▸ **Items from a data source**:
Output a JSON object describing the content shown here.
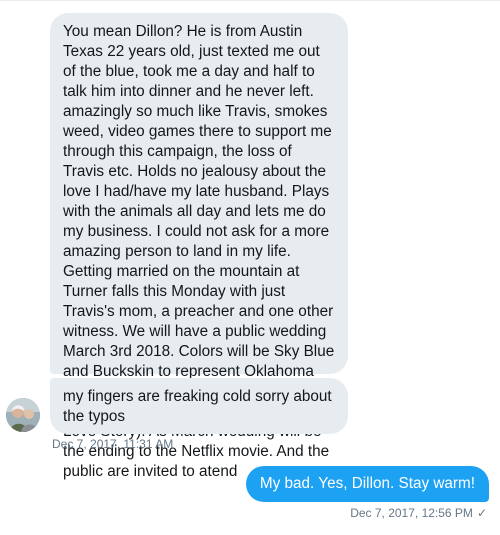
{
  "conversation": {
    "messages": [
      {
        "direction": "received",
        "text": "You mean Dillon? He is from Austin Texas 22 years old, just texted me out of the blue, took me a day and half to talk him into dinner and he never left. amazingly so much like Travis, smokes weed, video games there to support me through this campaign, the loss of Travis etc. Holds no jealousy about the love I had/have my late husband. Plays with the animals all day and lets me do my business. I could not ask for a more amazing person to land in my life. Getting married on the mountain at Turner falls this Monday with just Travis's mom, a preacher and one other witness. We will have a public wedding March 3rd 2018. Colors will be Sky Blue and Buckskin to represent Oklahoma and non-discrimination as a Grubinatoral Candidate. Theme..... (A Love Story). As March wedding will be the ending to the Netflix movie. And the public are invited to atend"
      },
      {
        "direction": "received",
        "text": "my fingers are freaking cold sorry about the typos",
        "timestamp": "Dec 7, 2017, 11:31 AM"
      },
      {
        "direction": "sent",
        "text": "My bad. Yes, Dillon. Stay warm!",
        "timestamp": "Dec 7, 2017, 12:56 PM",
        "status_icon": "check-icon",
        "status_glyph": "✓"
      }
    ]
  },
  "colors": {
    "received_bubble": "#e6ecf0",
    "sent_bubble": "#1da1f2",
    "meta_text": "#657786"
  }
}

▸ **TASK**: Scan the data above; copy every line where "timestamp" appears.

▸ **IN RESPONSE**:
        "timestamp": "Dec 7, 2017, 11:31 AM"
        "timestamp": "Dec 7, 2017, 12:56 PM",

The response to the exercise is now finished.